__Work instructions__:
Exclude the pictures and reproduce the remaining data exactly as written.
───
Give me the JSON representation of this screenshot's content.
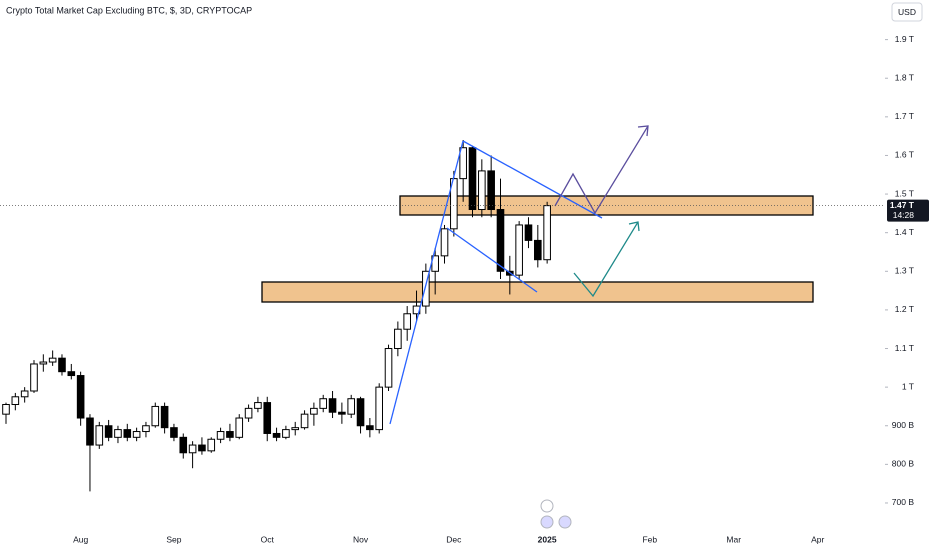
{
  "chart_data": {
    "type": "candlestick",
    "title": "Crypto Total Market Cap Excluding BTC, $, 3D, CRYPTOCAP",
    "currency": "USD",
    "categories": [
      null,
      null,
      null,
      null,
      null,
      null,
      null,
      null,
      "Aug",
      null,
      null,
      null,
      null,
      null,
      null,
      null,
      null,
      null,
      "Sep",
      null,
      null,
      null,
      null,
      null,
      null,
      null,
      null,
      null,
      "Oct",
      null,
      null,
      null,
      null,
      null,
      null,
      null,
      null,
      null,
      "Nov",
      null,
      null,
      null,
      null,
      null,
      null,
      null,
      null,
      null,
      "Dec",
      null,
      null,
      null,
      null,
      null,
      null,
      null,
      null,
      null,
      "2025",
      null,
      null,
      null,
      null,
      null,
      null,
      null,
      null,
      null,
      null,
      "Feb",
      null,
      null,
      null,
      null,
      null,
      null,
      null,
      null,
      "Mar",
      null,
      null,
      null,
      null,
      null,
      null,
      null,
      null,
      "Apr",
      null,
      null,
      null,
      null,
      null,
      null,
      null
    ],
    "open": [
      930,
      955,
      975,
      990,
      1060,
      1065,
      1075,
      1040,
      1030,
      920,
      850,
      900,
      870,
      890,
      870,
      885,
      900,
      950,
      895,
      870,
      830,
      850,
      835,
      865,
      885,
      870,
      920,
      945,
      960,
      880,
      870,
      890,
      895,
      930,
      945,
      970,
      935,
      930,
      970,
      900,
      890,
      1000,
      1100,
      1150,
      1190,
      1210,
      1300,
      1340,
      1410,
      1540,
      1620,
      1460,
      1560,
      1460,
      1300,
      1290,
      1420,
      1380,
      1330,
      null,
      null,
      null,
      null,
      null,
      null,
      null,
      null,
      null,
      null,
      null,
      null,
      null,
      null,
      null,
      null,
      null,
      null,
      null,
      null,
      null,
      null,
      null,
      null,
      null,
      null,
      null,
      null,
      null,
      null,
      null,
      null,
      null,
      null,
      null,
      null
    ],
    "high": [
      960,
      985,
      1000,
      1070,
      1085,
      1095,
      1085,
      1060,
      1040,
      930,
      910,
      915,
      900,
      905,
      895,
      910,
      960,
      960,
      905,
      880,
      860,
      870,
      870,
      895,
      905,
      930,
      955,
      975,
      975,
      895,
      900,
      910,
      940,
      960,
      980,
      990,
      960,
      980,
      975,
      920,
      1010,
      1110,
      1170,
      1210,
      1250,
      1320,
      1360,
      1420,
      1560,
      1640,
      1625,
      1590,
      1600,
      1540,
      1340,
      1430,
      1440,
      1420,
      1480,
      null,
      null,
      null,
      null,
      null,
      null,
      null,
      null,
      null,
      null,
      null,
      null,
      null,
      null,
      null,
      null,
      null,
      null,
      null,
      null,
      null,
      null,
      null,
      null,
      null,
      null,
      null,
      null,
      null,
      null,
      null,
      null,
      null,
      null,
      null,
      null
    ],
    "low": [
      905,
      940,
      960,
      985,
      1040,
      1055,
      1030,
      1020,
      900,
      730,
      840,
      860,
      855,
      860,
      860,
      870,
      895,
      880,
      860,
      815,
      790,
      825,
      830,
      855,
      860,
      865,
      910,
      935,
      860,
      860,
      865,
      875,
      890,
      900,
      935,
      920,
      905,
      920,
      880,
      870,
      880,
      990,
      1080,
      1120,
      1170,
      1190,
      1240,
      1320,
      1390,
      1480,
      1440,
      1440,
      1440,
      1280,
      1240,
      1280,
      1360,
      1310,
      1320,
      null,
      null,
      null,
      null,
      null,
      null,
      null,
      null,
      null,
      null,
      null,
      null,
      null,
      null,
      null,
      null,
      null,
      null,
      null,
      null,
      null,
      null,
      null,
      null,
      null,
      null,
      null,
      null,
      null,
      null,
      null,
      null,
      null,
      null,
      null,
      null
    ],
    "close": [
      955,
      975,
      990,
      1060,
      1065,
      1075,
      1040,
      1030,
      920,
      850,
      900,
      870,
      890,
      870,
      885,
      900,
      950,
      895,
      870,
      830,
      850,
      835,
      865,
      885,
      870,
      920,
      945,
      960,
      880,
      870,
      890,
      895,
      930,
      945,
      970,
      935,
      930,
      970,
      900,
      890,
      1000,
      1100,
      1150,
      1190,
      1210,
      1300,
      1340,
      1410,
      1540,
      1620,
      1460,
      1560,
      1460,
      1300,
      1290,
      1420,
      1380,
      1330,
      1470,
      null,
      null,
      null,
      null,
      null,
      null,
      null,
      null,
      null,
      null,
      null,
      null,
      null,
      null,
      null,
      null,
      null,
      null,
      null,
      null,
      null,
      null,
      null,
      null,
      null,
      null,
      null,
      null,
      null,
      null,
      null,
      null,
      null,
      null,
      null,
      null
    ],
    "up_color": "#ffffff",
    "down_color": "#000000",
    "ylim": [
      630,
      2000
    ],
    "yticks": [
      {
        "value": 1900,
        "label": "1.9 T"
      },
      {
        "value": 1800,
        "label": "1.8 T"
      },
      {
        "value": 1700,
        "label": "1.7 T"
      },
      {
        "value": 1600,
        "label": "1.6 T"
      },
      {
        "value": 1500,
        "label": "1.5 T"
      },
      {
        "value": 1400,
        "label": "1.4 T"
      },
      {
        "value": 1300,
        "label": "1.3 T"
      },
      {
        "value": 1200,
        "label": "1.2 T"
      },
      {
        "value": 1100,
        "label": "1.1 T"
      },
      {
        "value": 1000,
        "label": "1 T"
      },
      {
        "value": 900,
        "label": "900 B"
      },
      {
        "value": 800,
        "label": "800 B"
      },
      {
        "value": 700,
        "label": "700 B"
      }
    ],
    "last_price": {
      "value": 1470,
      "label": "1.47 T"
    },
    "countdown": "14:28",
    "grid": false
  }
}
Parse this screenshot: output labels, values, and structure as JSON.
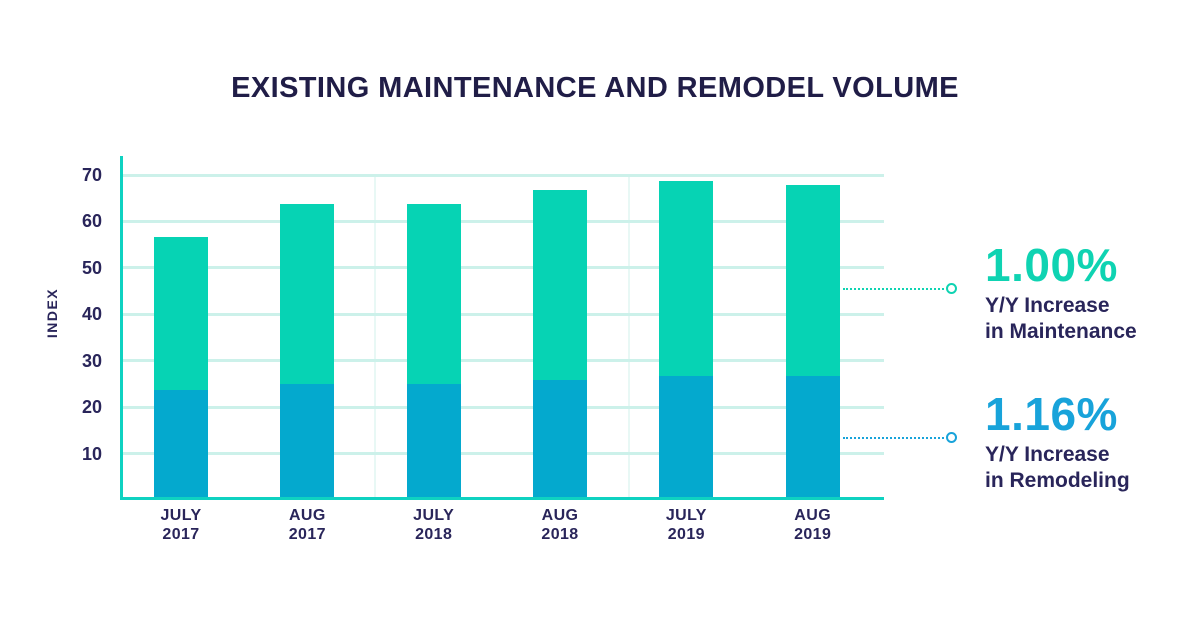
───
__The result__:
Give me the JSON representation of this screenshot's content.
{
  "chart_data": {
    "type": "candlestick",
    "title": "Crypto Total Market Cap Excluding BTC, $, 3D, CRYPTOCAP",
    "currency": "USD",
    "categories": [
      null,
      null,
      null,
      null,
      null,
      null,
      null,
      null,
      "Aug",
      null,
      null,
      null,
      null,
      null,
      null,
      null,
      null,
      null,
      "Sep",
      null,
      null,
      null,
      null,
      null,
      null,
      null,
      null,
      null,
      "Oct",
      null,
      null,
      null,
      null,
      null,
      null,
      null,
      null,
      null,
      "Nov",
      null,
      null,
      null,
      null,
      null,
      null,
      null,
      null,
      null,
      "Dec",
      null,
      null,
      null,
      null,
      null,
      null,
      null,
      null,
      null,
      "2025",
      null,
      null,
      null,
      null,
      null,
      null,
      null,
      null,
      null,
      null,
      "Feb",
      null,
      null,
      null,
      null,
      null,
      null,
      null,
      null,
      "Mar",
      null,
      null,
      null,
      null,
      null,
      null,
      null,
      null,
      "Apr",
      null,
      null,
      null,
      null,
      null,
      null,
      null
    ],
    "open": [
      930,
      955,
      975,
      990,
      1060,
      1065,
      1075,
      1040,
      1030,
      920,
      850,
      900,
      870,
      890,
      870,
      885,
      900,
      950,
      895,
      870,
      830,
      850,
      835,
      865,
      885,
      870,
      920,
      945,
      960,
      880,
      870,
      890,
      895,
      930,
      945,
      970,
      935,
      930,
      970,
      900,
      890,
      1000,
      1100,
      1150,
      1190,
      1210,
      1300,
      1340,
      1410,
      1540,
      1620,
      1460,
      1560,
      1460,
      1300,
      1290,
      1420,
      1380,
      1330,
      null,
      null,
      null,
      null,
      null,
      null,
      null,
      null,
      null,
      null,
      null,
      null,
      null,
      null,
      null,
      null,
      null,
      null,
      null,
      null,
      null,
      null,
      null,
      null,
      null,
      null,
      null,
      null,
      null,
      null,
      null,
      null,
      null,
      null,
      null,
      null
    ],
    "high": [
      960,
      985,
      1000,
      1070,
      1085,
      1095,
      1085,
      1060,
      1040,
      930,
      910,
      915,
      900,
      905,
      895,
      910,
      960,
      960,
      905,
      880,
      860,
      870,
      870,
      895,
      905,
      930,
      955,
      975,
      975,
      895,
      900,
      910,
      940,
      960,
      980,
      990,
      960,
      980,
      975,
      920,
      1010,
      1110,
      1170,
      1210,
      1250,
      1320,
      1360,
      1420,
      1560,
      1640,
      1625,
      1590,
      1600,
      1540,
      1340,
      1430,
      1440,
      1420,
      1480,
      null,
      null,
      null,
      null,
      null,
      null,
      null,
      null,
      null,
      null,
      null,
      null,
      null,
      null,
      null,
      null,
      null,
      null,
      null,
      null,
      null,
      null,
      null,
      null,
      null,
      null,
      null,
      null,
      null,
      null,
      null,
      null,
      null,
      null,
      null,
      null
    ],
    "low": [
      905,
      940,
      960,
      985,
      1040,
      1055,
      1030,
      1020,
      900,
      730,
      840,
      860,
      855,
      860,
      860,
      870,
      895,
      880,
      860,
      815,
      790,
      825,
      830,
      855,
      860,
      865,
      910,
      935,
      860,
      860,
      865,
      875,
      890,
      900,
      935,
      920,
      905,
      920,
      880,
      870,
      880,
      990,
      1080,
      1120,
      1170,
      1190,
      1240,
      1320,
      1390,
      1480,
      1440,
      1440,
      1440,
      1280,
      1240,
      1280,
      1360,
      1310,
      1320,
      null,
      null,
      null,
      null,
      null,
      null,
      null,
      null,
      null,
      null,
      null,
      null,
      null,
      null,
      null,
      null,
      null,
      null,
      null,
      null,
      null,
      null,
      null,
      null,
      null,
      null,
      null,
      null,
      null,
      null,
      null,
      null,
      null,
      null,
      null,
      null
    ],
    "close": [
      955,
      975,
      990,
      1060,
      1065,
      1075,
      1040,
      1030,
      920,
      850,
      900,
      870,
      890,
      870,
      885,
      900,
      950,
      895,
      870,
      830,
      850,
      835,
      865,
      885,
      870,
      920,
      945,
      960,
      880,
      870,
      890,
      895,
      930,
      945,
      970,
      935,
      930,
      970,
      900,
      890,
      1000,
      1100,
      1150,
      1190,
      1210,
      1300,
      1340,
      1410,
      1540,
      1620,
      1460,
      1560,
      1460,
      1300,
      1290,
      1420,
      1380,
      1330,
      1470,
      null,
      null,
      null,
      null,
      null,
      null,
      null,
      null,
      null,
      null,
      null,
      null,
      null,
      null,
      null,
      null,
      null,
      null,
      null,
      null,
      null,
      null,
      null,
      null,
      null,
      null,
      null,
      null,
      null,
      null,
      null,
      null,
      null,
      null,
      null,
      null
    ],
    "up_color": "#ffffff",
    "down_color": "#000000",
    "ylim": [
      630,
      2000
    ],
    "yticks": [
      {
        "value": 1900,
        "label": "1.9 T"
      },
      {
        "value": 1800,
        "label": "1.8 T"
      },
      {
        "value": 1700,
        "label": "1.7 T"
      },
      {
        "value": 1600,
        "label": "1.6 T"
      },
      {
        "value": 1500,
        "label": "1.5 T"
      },
      {
        "value": 1400,
        "label": "1.4 T"
      },
      {
        "value": 1300,
        "label": "1.3 T"
      },
      {
        "value": 1200,
        "label": "1.2 T"
      },
      {
        "value": 1100,
        "label": "1.1 T"
      },
      {
        "value": 1000,
        "label": "1 T"
      },
      {
        "value": 900,
        "label": "900 B"
      },
      {
        "value": 800,
        "label": "800 B"
      },
      {
        "value": 700,
        "label": "700 B"
      }
    ],
    "last_price": {
      "value": 1470,
      "label": "1.47 T"
    },
    "countdown": "14:28",
    "grid": false
  }
}
Parse this screenshot: output labels, values, and structure as JSON.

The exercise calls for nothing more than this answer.